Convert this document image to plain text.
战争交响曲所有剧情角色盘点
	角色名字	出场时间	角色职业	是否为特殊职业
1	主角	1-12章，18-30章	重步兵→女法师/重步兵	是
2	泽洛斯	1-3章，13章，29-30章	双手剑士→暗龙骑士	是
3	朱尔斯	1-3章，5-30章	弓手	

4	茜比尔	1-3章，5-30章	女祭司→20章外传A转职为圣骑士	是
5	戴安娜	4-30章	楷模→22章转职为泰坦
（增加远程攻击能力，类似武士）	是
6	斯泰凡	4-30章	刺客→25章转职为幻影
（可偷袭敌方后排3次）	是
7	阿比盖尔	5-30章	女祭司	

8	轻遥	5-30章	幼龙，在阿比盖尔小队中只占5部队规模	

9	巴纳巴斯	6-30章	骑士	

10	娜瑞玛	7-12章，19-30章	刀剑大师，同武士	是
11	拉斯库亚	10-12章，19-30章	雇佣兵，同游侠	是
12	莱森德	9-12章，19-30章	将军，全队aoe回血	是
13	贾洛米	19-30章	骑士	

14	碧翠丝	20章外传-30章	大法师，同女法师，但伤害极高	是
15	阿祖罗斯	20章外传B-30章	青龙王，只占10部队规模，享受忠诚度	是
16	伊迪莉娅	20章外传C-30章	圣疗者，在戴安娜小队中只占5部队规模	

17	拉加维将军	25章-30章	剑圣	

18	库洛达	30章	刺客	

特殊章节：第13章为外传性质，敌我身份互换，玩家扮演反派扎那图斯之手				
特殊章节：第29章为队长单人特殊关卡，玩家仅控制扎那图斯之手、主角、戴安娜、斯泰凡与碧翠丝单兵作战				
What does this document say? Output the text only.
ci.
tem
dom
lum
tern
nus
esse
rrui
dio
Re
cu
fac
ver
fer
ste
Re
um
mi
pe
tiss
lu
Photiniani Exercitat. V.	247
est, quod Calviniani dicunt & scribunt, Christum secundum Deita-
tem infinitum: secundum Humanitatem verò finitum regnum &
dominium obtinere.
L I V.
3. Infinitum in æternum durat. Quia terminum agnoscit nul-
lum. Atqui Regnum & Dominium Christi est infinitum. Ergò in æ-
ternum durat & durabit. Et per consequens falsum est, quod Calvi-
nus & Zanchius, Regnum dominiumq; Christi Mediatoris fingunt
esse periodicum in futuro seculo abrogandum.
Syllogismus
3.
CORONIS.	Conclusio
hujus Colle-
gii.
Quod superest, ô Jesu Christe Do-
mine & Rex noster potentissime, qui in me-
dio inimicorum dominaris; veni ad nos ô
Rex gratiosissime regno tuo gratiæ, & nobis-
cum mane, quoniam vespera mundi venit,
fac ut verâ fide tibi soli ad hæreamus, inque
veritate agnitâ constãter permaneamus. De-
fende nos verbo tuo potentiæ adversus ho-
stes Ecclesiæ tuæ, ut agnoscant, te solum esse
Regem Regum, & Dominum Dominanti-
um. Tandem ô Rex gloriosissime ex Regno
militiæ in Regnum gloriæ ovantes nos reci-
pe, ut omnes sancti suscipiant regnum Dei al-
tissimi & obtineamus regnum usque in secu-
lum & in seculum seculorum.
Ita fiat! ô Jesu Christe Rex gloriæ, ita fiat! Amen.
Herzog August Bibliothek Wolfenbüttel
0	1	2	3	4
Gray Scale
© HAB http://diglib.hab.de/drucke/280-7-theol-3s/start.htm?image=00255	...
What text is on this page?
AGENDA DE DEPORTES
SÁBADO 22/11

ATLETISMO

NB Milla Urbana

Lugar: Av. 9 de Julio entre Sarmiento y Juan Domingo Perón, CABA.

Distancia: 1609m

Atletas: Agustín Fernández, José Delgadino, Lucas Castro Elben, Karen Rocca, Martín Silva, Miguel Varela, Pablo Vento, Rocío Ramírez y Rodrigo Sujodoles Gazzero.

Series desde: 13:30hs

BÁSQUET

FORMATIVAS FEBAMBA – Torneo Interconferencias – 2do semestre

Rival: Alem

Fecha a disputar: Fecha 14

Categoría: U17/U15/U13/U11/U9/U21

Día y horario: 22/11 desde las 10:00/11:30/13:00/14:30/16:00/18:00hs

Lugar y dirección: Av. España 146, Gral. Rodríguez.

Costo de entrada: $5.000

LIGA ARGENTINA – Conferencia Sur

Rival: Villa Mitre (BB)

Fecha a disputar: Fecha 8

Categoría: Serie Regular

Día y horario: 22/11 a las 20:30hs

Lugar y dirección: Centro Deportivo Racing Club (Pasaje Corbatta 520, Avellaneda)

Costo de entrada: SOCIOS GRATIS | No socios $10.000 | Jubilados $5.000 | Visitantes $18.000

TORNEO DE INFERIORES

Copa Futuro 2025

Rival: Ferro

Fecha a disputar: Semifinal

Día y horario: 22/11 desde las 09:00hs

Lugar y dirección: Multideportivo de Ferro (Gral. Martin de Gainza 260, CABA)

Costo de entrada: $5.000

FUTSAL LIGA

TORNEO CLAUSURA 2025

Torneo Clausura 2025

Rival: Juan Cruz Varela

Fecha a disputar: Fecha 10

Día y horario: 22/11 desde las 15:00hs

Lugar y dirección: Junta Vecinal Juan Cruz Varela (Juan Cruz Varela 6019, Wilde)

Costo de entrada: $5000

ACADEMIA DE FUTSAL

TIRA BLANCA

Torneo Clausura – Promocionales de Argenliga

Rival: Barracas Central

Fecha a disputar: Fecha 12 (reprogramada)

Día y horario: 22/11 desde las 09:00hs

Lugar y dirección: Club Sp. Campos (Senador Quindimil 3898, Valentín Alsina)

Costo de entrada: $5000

EXERCISE DETAILS: Write out the full set of records exactly as given.

OUTPUT FOR THIS EXERCISE:
Convert this document image to plain text.
战争交响曲所有剧情角色盘点
	角色名字	出场时间	角色职业	是否为特殊职业
1	主角	1-12章，18-30章	重步兵→女法师/重步兵	是
2	泽洛斯	1-3章，13章，29-30章	双手剑士→暗龙骑士	是
3	朱尔斯	1-3章，5-30章	弓手	

4	茜比尔	1-3章，5-30章	女祭司→20章外传A转职为圣骑士	是
5	戴安娜	4-30章	楷模→22章转职为泰坦
（增加远程攻击能力，类似武士）	是
6	斯泰凡	4-30章	刺客→25章转职为幻影
（可偷袭敌方后排3次）	是
7	阿比盖尔	5-30章	女祭司	

8	轻遥	5-30章	幼龙，在阿比盖尔小队中只占5部队规模	

9	巴纳巴斯	6-30章	骑士	

10	娜瑞玛	7-12章，19-30章	刀剑大师，同武士	是
11	拉斯库亚	10-12章，19-30章	雇佣兵，同游侠	是
12	莱森德	9-12章，19-30章	将军，全队aoe回血	是
13	贾洛米	19-30章	骑士	

14	碧翠丝	20章外传-30章	大法师，同女法师，但伤害极高	是
15	阿祖罗斯	20章外传B-30章	青龙王，只占10部队规模，享受忠诚度	是
16	伊迪莉娅	20章外传C-30章	圣疗者，在戴安娜小队中只占5部队规模	

17	拉加维将军	25章-30章	剑圣	

18	库洛达	30章	刺客	

特殊章节：第13章为外传性质，敌我身份互换，玩家扮演反派扎那图斯之手				
特殊章节：第29章为队长单人特殊关卡，玩家仅控制扎那图斯之手、主角、戴安娜、斯泰凡与碧翠丝单兵作战				
What does this document say? Output the text only.
ci.
tem
dom
lum
tern
nus
esse
rrui
dio
Re
cu
fac
ver
fer
ste
Re
um
mi
pe
tiss
lu
Photiniani Exercitat. V.	247
est, quod Calviniani dicunt & scribunt, Christum secundum Deita-
tem infinitum: secundum Humanitatem verò finitum regnum &
dominium obtinere.
L I V.
3. Infinitum in æternum durat. Quia terminum agnoscit nul-
lum. Atqui Regnum & Dominium Christi est infinitum. Ergò in æ-
ternum durat & durabit. Et per consequens falsum est, quod Calvi-
nus & Zanchius, Regnum dominiumq; Christi Mediatoris fingunt
esse periodicum in futuro seculo abrogandum.
Syllogismus
3.
CORONIS.	Conclusio
hujus Colle-
gii.
Quod superest, ô Jesu Christe Do-
mine & Rex noster potentissime, qui in me-
dio inimicorum dominaris; veni ad nos ô
Rex gratiosissime regno tuo gratiæ, & nobis-
cum mane, quoniam vespera mundi venit,
fac ut verâ fide tibi soli ad hæreamus, inque
veritate agnitâ constãter permaneamus. De-
fende nos verbo tuo potentiæ adversus ho-
stes Ecclesiæ tuæ, ut agnoscant, te solum esse
Regem Regum, & Dominum Dominanti-
um. Tandem ô Rex gloriosissime ex Regno
militiæ in Regnum gloriæ ovantes nos reci-
pe, ut omnes sancti suscipiant regnum Dei al-
tissimi & obtineamus regnum usque in secu-
lum & in seculum seculorum.
Ita fiat! ô Jesu Christe Rex gloriæ, ita fiat! Amen.
Herzog August Bibliothek Wolfenbüttel
0	1	2	3	4
Gray Scale
© HAB http://diglib.hab.de/drucke/280-7-theol-3s/start.htm?image=00255	...
What text is on this page?
AGENDA DE DEPORTES
SÁBADO 22/11

ATLETISMO

NB Milla Urbana

Lugar: Av. 9 de Julio entre Sarmiento y Juan Domingo Perón, CABA.

Distancia: 1609m

Atletas: Agustín Fernández, José Delgadino, Lucas Castro Elben, Karen Rocca, Martín Silva, Miguel Varela, Pablo Vento, Rocío Ramírez y Rodrigo Sujodoles Gazzero.

Series desde: 13:30hs

BÁSQUET

FORMATIVAS FEBAMBA – Torneo Interconferencias – 2do semestre

Rival: Alem

Fecha a disputar: Fecha 14

Categoría: U17/U15/U13/U11/U9/U21

Día y horario: 22/11 desde las 10:00/11:30/13:00/14:30/16:00/18:00hs

Lugar y dirección: Av. España 146, Gral. Rodríguez.

Costo de entrada: $5.000

LIGA ARGENTINA – Conferencia Sur

Rival: Villa Mitre (BB)

Fecha a disputar: Fecha 8

Categoría: Serie Regular

Día y horario: 22/11 a las 20:30hs

Lugar y dirección: Centro Deportivo Racing Club (Pasaje Corbatta 520, Avellaneda)

Costo de entrada: SOCIOS GRATIS | No socios $10.000 | Jubilados $5.000 | Visitantes $18.000

TORNEO DE INFERIORES

Copa Futuro 2025

Rival: Ferro

Fecha a disputar: Semifinal

Día y horario: 22/11 desde las 09:00hs

Lugar y dirección: Multideportivo de Ferro (Gral. Martin de Gainza 260, CABA)

Costo de entrada: $5.000

FUTSAL LIGA

TORNEO CLAUSURA 2025

Torneo Clausura 2025

Rival: Juan Cruz Varela

Fecha a disputar: Fecha 10

Día y horario: 22/11 desde las 15:00hs

Lugar y dirección: Junta Vecinal Juan Cruz Varela (Juan Cruz Varela 6019, Wilde)

Costo de entrada: $5000

ACADEMIA DE FUTSAL

TIRA BLANCA

Torneo Clausura – Promocionales de Argenliga

Rival: Barracas Central

Fecha a disputar: Fecha 12 (reprogramada)

Día y horario: 22/11 desde las 09:00hs

Lugar y dirección: Club Sp. Campos (Senador Quindimil 3898, Valentín Alsina)

Costo de entrada: $5000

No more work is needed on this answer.